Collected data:
# # # # # # #

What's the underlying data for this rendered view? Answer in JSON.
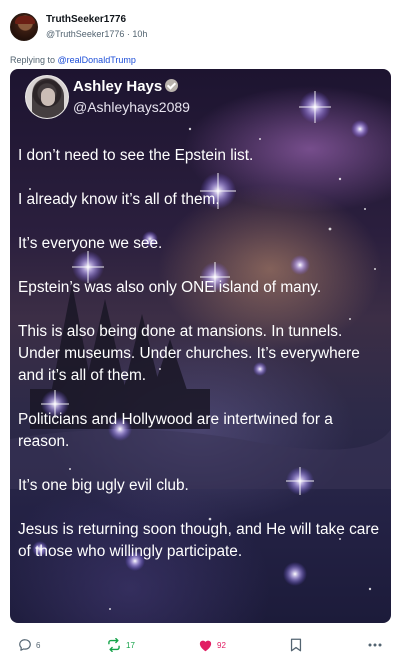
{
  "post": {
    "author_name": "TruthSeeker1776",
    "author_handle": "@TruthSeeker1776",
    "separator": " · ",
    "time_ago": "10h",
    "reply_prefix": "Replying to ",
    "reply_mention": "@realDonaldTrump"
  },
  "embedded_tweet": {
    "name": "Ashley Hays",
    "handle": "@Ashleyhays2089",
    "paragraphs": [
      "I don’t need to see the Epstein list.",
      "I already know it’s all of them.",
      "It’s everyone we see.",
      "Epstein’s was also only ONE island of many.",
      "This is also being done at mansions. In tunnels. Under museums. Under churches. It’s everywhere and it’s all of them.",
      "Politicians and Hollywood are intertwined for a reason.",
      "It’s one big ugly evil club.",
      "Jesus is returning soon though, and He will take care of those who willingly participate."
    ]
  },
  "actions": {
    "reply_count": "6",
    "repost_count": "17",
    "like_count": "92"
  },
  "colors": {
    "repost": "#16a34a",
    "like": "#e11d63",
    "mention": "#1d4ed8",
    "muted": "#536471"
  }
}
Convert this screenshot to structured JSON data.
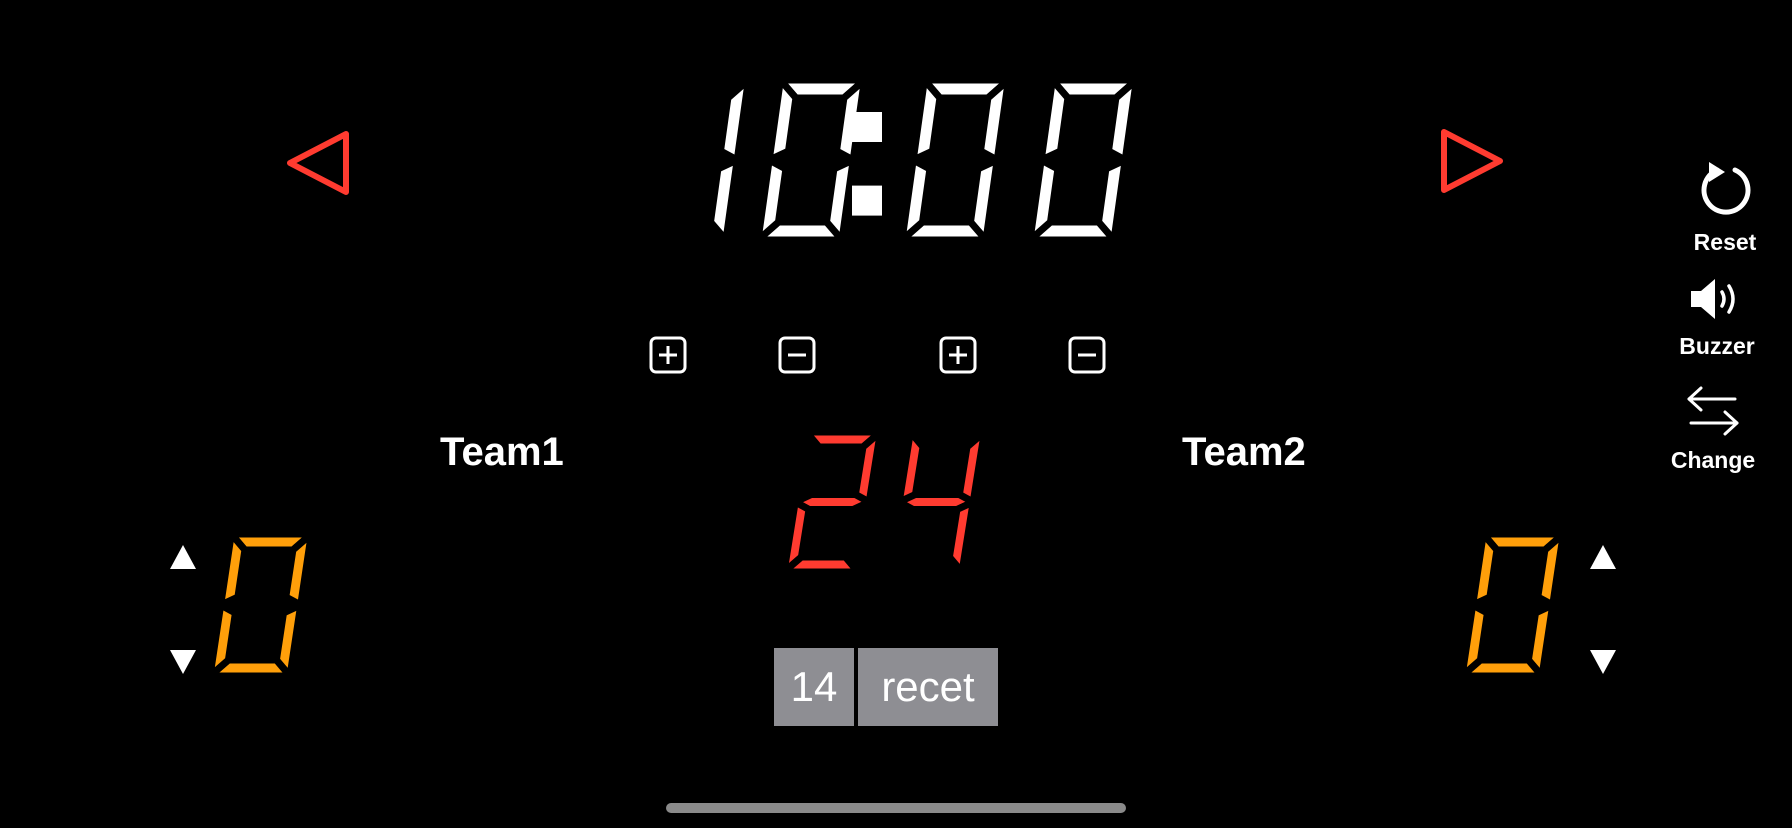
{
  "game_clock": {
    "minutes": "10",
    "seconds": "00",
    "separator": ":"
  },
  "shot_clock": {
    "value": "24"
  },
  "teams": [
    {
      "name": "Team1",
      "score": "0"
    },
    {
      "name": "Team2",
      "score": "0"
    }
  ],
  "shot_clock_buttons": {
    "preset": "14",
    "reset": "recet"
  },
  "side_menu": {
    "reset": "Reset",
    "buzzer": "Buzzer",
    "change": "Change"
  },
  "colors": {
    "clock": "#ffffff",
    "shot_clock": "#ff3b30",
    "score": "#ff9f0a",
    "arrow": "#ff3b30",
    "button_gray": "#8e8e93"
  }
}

# # # # # # #

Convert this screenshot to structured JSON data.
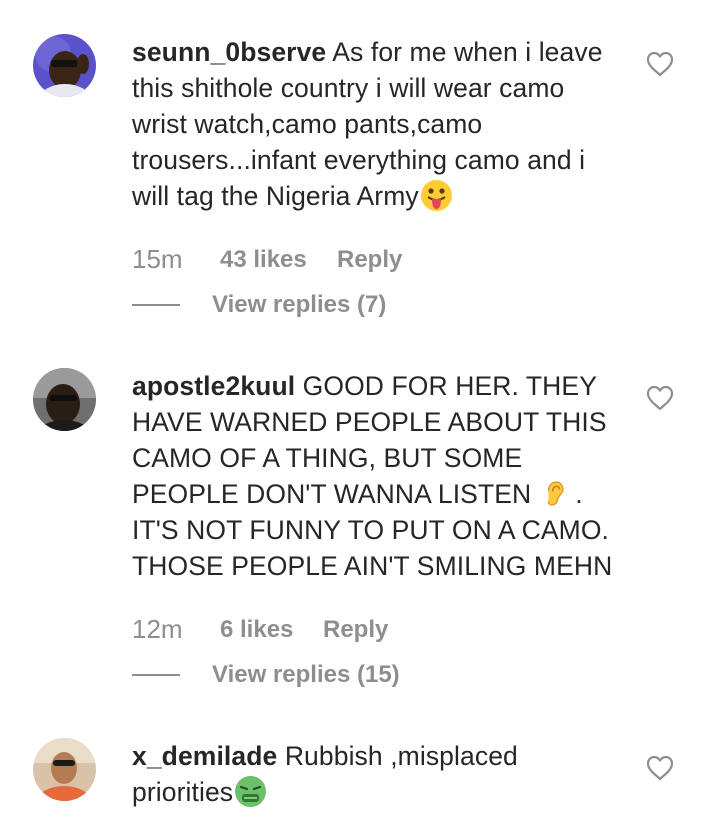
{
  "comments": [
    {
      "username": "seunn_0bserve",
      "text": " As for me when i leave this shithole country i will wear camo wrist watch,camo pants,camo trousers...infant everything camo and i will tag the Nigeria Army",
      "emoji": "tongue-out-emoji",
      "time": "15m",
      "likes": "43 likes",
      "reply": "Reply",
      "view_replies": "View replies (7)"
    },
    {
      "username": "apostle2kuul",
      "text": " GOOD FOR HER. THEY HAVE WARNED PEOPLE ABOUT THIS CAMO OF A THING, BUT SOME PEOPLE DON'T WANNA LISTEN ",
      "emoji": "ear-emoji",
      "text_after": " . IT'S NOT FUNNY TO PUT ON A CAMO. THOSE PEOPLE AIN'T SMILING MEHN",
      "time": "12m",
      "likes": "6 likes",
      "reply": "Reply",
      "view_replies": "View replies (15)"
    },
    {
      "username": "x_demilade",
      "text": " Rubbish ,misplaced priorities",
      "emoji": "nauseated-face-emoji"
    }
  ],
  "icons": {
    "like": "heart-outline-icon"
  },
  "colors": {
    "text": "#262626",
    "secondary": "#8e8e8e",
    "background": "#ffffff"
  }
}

# # # # # # #

Job
Look through the entries above; copy every line holding the string "emoji".

Task answer
      "emoji": "tongue-out-emoji",
      "emoji": "ear-emoji",
      "emoji": "nauseated-face-emoji"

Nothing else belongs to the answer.